## Data for processing
- - - -
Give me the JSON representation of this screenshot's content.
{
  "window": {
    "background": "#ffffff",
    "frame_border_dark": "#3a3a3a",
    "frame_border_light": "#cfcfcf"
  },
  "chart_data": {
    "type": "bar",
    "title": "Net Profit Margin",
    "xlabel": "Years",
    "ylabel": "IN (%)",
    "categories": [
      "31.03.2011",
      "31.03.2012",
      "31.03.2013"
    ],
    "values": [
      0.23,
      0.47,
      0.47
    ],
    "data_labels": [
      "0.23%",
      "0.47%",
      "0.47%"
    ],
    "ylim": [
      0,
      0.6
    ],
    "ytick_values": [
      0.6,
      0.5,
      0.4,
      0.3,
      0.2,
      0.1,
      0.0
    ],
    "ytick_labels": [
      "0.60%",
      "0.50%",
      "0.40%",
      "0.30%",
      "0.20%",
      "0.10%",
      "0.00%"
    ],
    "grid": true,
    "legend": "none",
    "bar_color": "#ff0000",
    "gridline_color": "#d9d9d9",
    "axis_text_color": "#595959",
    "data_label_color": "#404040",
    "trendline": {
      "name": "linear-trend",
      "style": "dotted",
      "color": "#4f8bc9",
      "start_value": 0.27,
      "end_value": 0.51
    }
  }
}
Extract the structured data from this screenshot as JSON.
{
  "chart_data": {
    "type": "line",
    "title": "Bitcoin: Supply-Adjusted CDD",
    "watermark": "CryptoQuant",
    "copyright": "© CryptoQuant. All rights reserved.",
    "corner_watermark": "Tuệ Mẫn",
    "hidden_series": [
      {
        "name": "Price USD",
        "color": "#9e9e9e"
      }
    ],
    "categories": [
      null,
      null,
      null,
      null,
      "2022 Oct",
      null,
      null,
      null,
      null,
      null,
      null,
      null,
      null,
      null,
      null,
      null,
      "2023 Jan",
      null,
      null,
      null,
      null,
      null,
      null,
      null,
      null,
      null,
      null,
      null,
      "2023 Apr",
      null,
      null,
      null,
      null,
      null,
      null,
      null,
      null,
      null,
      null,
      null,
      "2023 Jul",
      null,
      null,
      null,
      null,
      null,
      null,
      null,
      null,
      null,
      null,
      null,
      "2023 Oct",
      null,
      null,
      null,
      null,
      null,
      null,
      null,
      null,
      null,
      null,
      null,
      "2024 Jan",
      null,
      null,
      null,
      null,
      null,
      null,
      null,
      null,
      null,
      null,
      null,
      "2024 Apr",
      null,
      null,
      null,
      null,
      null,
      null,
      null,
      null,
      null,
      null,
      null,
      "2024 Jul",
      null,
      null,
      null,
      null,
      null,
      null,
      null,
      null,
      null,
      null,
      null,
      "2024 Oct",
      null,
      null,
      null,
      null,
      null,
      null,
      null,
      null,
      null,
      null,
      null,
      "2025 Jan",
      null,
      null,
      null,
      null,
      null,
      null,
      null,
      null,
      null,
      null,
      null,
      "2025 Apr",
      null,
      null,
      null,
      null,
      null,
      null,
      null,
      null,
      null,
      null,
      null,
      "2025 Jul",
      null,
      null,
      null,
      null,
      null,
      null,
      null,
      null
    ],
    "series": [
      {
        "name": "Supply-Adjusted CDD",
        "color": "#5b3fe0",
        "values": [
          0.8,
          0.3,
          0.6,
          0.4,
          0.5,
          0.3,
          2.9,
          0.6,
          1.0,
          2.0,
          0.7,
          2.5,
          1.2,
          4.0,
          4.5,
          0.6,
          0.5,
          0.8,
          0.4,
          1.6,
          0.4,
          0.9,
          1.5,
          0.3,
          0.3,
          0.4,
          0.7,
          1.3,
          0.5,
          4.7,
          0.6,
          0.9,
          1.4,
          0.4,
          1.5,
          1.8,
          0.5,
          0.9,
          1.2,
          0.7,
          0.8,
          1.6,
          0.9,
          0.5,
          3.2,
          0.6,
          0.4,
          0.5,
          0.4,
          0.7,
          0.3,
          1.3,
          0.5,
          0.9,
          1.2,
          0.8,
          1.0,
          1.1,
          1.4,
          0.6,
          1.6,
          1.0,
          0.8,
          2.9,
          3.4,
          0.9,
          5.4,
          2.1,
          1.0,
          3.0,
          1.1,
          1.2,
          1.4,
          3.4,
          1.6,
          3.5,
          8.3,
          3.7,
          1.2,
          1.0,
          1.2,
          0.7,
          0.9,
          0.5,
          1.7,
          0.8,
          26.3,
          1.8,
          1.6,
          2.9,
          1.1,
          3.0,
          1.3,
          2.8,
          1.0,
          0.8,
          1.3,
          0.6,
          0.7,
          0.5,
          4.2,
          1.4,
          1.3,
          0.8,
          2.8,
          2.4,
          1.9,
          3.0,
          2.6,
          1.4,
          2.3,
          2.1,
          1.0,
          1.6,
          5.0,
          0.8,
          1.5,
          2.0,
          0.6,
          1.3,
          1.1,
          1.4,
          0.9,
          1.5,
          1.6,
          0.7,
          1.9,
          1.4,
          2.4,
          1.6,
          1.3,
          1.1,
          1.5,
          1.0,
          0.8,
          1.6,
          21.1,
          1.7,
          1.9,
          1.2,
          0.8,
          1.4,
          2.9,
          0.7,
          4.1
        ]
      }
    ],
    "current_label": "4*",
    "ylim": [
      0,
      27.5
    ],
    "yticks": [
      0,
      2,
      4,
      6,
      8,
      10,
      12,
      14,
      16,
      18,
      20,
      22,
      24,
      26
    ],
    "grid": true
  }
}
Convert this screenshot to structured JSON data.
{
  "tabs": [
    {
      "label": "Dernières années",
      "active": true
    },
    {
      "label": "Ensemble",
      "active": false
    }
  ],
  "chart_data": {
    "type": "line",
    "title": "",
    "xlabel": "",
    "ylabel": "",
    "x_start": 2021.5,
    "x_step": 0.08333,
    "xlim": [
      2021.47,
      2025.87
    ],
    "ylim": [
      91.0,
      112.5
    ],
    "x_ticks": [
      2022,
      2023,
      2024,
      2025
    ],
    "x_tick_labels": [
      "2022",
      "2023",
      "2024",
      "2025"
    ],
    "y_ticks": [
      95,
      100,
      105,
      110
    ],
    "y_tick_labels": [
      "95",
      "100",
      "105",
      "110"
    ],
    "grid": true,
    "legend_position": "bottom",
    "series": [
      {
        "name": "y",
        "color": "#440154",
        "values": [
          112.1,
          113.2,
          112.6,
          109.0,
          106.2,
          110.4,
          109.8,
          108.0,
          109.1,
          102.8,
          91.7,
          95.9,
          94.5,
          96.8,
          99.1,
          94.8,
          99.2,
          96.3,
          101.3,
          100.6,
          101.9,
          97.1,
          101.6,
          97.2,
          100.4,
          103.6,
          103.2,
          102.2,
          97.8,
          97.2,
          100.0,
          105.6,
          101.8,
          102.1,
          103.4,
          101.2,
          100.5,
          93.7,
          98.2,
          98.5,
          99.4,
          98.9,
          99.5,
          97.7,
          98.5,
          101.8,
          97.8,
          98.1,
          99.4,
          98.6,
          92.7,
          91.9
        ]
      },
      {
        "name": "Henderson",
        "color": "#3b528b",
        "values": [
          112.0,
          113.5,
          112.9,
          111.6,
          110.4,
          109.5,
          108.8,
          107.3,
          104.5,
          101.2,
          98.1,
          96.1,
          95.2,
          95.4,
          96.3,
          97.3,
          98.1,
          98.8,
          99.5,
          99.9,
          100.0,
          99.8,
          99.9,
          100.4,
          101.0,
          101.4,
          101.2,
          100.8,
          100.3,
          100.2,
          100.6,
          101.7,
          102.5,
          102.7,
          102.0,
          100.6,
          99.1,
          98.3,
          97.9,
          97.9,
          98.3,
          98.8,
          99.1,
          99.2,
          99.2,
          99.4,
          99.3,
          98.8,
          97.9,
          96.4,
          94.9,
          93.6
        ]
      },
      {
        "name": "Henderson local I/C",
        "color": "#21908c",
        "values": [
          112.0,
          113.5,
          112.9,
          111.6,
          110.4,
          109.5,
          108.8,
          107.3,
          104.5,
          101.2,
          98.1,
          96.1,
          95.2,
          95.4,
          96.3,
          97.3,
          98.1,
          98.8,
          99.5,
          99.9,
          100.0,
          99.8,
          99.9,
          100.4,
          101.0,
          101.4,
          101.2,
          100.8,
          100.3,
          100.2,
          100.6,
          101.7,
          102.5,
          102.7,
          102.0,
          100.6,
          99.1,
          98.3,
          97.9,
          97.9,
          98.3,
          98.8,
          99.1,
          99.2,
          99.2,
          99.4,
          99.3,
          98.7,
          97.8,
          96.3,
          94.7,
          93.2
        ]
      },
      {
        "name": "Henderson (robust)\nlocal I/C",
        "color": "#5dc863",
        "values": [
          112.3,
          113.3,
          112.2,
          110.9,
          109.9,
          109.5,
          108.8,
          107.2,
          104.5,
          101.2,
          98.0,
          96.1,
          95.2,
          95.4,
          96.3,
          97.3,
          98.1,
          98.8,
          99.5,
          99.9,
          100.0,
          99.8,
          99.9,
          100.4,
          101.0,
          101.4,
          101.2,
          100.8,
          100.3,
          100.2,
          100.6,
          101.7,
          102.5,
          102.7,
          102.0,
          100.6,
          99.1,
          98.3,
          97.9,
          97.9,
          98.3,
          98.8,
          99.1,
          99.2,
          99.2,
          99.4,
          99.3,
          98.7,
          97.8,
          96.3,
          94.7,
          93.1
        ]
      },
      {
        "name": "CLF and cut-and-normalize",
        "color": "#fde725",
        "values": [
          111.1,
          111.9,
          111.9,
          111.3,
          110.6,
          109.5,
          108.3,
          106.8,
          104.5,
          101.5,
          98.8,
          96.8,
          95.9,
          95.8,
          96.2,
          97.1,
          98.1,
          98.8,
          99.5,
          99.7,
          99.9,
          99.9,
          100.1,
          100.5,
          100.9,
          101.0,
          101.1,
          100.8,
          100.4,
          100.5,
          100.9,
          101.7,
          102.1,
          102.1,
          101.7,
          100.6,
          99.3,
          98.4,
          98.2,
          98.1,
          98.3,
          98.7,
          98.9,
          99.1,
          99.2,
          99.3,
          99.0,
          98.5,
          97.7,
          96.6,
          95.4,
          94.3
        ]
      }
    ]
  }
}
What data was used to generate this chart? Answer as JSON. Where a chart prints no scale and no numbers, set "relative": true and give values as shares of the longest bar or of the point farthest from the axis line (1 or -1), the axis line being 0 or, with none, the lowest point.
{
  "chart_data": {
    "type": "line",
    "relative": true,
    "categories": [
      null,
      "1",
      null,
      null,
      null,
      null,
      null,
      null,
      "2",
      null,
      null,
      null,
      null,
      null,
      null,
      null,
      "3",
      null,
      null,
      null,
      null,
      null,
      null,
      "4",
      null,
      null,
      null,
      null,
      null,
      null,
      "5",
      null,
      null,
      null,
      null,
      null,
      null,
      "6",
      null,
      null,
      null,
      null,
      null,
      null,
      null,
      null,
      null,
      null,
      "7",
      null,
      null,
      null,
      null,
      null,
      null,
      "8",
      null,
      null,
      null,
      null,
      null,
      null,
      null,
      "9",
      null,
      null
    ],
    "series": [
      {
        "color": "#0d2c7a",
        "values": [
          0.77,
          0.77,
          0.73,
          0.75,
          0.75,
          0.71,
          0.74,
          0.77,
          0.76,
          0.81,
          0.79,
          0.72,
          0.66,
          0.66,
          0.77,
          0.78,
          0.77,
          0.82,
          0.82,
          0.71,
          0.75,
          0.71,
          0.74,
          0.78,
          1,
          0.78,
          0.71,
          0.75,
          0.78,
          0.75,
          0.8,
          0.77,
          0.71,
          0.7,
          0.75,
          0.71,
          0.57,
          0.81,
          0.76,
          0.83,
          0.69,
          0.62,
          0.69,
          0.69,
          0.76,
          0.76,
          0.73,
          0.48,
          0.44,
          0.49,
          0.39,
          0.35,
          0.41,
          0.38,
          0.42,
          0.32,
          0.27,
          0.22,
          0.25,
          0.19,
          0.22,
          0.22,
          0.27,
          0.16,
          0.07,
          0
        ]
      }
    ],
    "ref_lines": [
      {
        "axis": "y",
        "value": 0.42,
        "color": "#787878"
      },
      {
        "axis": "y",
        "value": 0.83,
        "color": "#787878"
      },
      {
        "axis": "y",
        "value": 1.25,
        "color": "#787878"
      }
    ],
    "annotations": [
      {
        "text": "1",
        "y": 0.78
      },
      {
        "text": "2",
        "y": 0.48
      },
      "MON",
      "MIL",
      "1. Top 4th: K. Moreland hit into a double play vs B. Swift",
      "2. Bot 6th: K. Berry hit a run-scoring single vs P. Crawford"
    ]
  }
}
- - - -
## Your task
Find the number of lines in which the word "Supply" occurs, and write nothing but that number.

## Solved exercise
2